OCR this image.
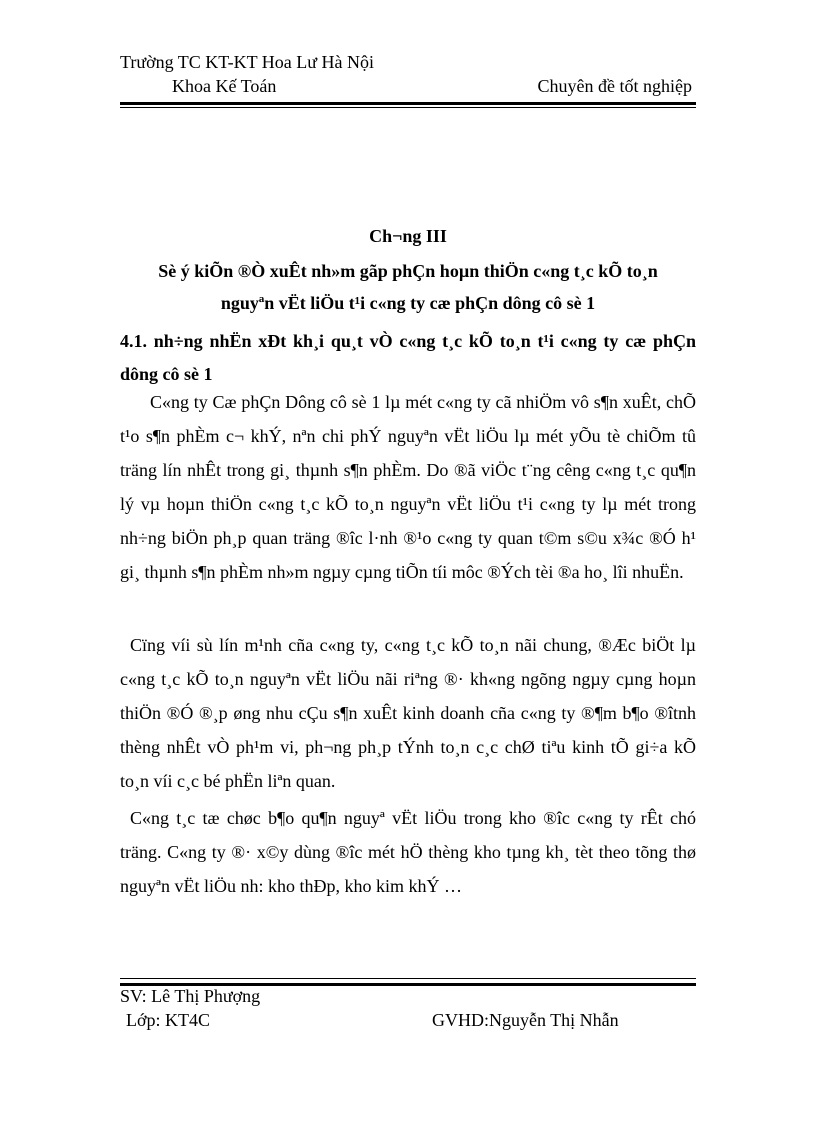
Trường TC KT-KT Hoa Lư Hà Nội
Khoa Kế Toán	Chuyên đề tốt nghiệp
Ch¬ng III
Sè ý kiÕn ®Ò xuÊt nh»m gãp phÇn hoµn thiÖn c«ng t¸c kÕ to¸n
nguyªn vËt liÖu t¹i c«ng ty cæ phÇn dông cô sè 1
4.1. nh÷ng nhËn xÐt kh¸i qu¸t vÒ c«ng t¸c kÕ to¸n t¹i c«ng ty cæ phÇn dông cô sè 1
C«ng ty Cæ phÇn Dông cô sè 1 lµ mét c«ng ty cã nhiÖm vô s¶n xuÊt, chÕ t¹o s¶n phÈm c¬ khÝ, nªn chi phÝ nguyªn vËt liÖu lµ mét yÕu tè chiÕm tû träng lín nhÊt trong gi¸ thµnh s¶n phÈm. Do ®ã viÖc t¨ng cêng c«ng t¸c qu¶n lý vµ hoµn thiÖn c«ng t¸c kÕ to¸n nguyªn vËt liÖu t¹i c«ng ty lµ mét trong nh÷ng biÖn ph¸p quan träng ®îc l·nh ®¹o c«ng ty quan t©m s©u x¾c ®Ó h¹ gi¸ thµnh s¶n phÈm nh»m ngµy cµng tiÕn tíi môc ®Ých tèi ®a ho¸ lîi nhuËn.
Cïng víi sù lín m¹nh cña c«ng ty, c«ng t¸c kÕ to¸n nãi chung, ®Æc biÖt lµ c«ng t¸c kÕ to¸n nguyªn vËt liÖu nãi riªng ®· kh«ng ngõng ngµy cµng hoµn thiÖn ®Ó ®¸p øng nhu cÇu s¶n xuÊt kinh doanh cña c«ng ty ®¶m b¶o ®îtnh thèng nhÊt vÒ ph¹m vi, ph¬ng ph¸p tÝnh to¸n c¸c chØ tiªu kinh tÕ gi÷a kÕ to¸n víi c¸c bé phËn liªn quan.
C«ng t¸c tæ chøc b¶o qu¶n nguyª vËt liÖu trong kho ®îc c«ng ty rÊt chó träng. C«ng ty ®· x©y dùng ®îc mét hÖ thèng kho tµng kh¸ tèt theo tõng thø nguyªn vËt liÖu nh: kho thÐp, kho kim khÝ …
SV: Lê Thị Phượng
Lớp: KT4C	GVHD:Nguyễn Thị Nhẫn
**********
■ PROBLEM STATEMENT ■
Copy everything in the records above except the pictures, exactly as written.

■ SOLUTION FOR THIS EXERCISE ■
OCR this image.
Trường TC KT-KT Hoa Lư Hà Nội
Khoa Kế Toán	Chuyên đề tốt nghiệp
Ch¬ng III
Sè ý kiÕn ®Ò xuÊt nh»m gãp phÇn hoµn thiÖn c«ng t¸c kÕ to¸n
nguyªn vËt liÖu t¹i c«ng ty cæ phÇn dông cô sè 1
4.1. nh÷ng nhËn xÐt kh¸i qu¸t vÒ c«ng t¸c kÕ to¸n t¹i c«ng ty cæ phÇn dông cô sè 1
C«ng ty Cæ phÇn Dông cô sè 1 lµ mét c«ng ty cã nhiÖm vô s¶n xuÊt, chÕ t¹o s¶n phÈm c¬ khÝ, nªn chi phÝ nguyªn vËt liÖu lµ mét yÕu tè chiÕm tû träng lín nhÊt trong gi¸ thµnh s¶n phÈm. Do ®ã viÖc t¨ng cêng c«ng t¸c qu¶n lý vµ hoµn thiÖn c«ng t¸c kÕ to¸n nguyªn vËt liÖu t¹i c«ng ty lµ mét trong nh÷ng biÖn ph¸p quan träng ®îc l·nh ®¹o c«ng ty quan t©m s©u x¾c ®Ó h¹ gi¸ thµnh s¶n phÈm nh»m ngµy cµng tiÕn tíi môc ®Ých tèi ®a ho¸ lîi nhuËn.
Cïng víi sù lín m¹nh cña c«ng ty, c«ng t¸c kÕ to¸n nãi chung, ®Æc biÖt lµ c«ng t¸c kÕ to¸n nguyªn vËt liÖu nãi riªng ®· kh«ng ngõng ngµy cµng hoµn thiÖn ®Ó ®¸p øng nhu cÇu s¶n xuÊt kinh doanh cña c«ng ty ®¶m b¶o ®îtnh thèng nhÊt vÒ ph¹m vi, ph¬ng ph¸p tÝnh to¸n c¸c chØ tiªu kinh tÕ gi÷a kÕ to¸n víi c¸c bé phËn liªn quan.
C«ng t¸c tæ chøc b¶o qu¶n nguyª vËt liÖu trong kho ®îc c«ng ty rÊt chó träng. C«ng ty ®· x©y dùng ®îc mét hÖ thèng kho tµng kh¸ tèt theo tõng thø nguyªn vËt liÖu nh: kho thÐp, kho kim khÝ …
SV: Lê Thị Phượng
Lớp: KT4C	GVHD:Nguyễn Thị Nhẫn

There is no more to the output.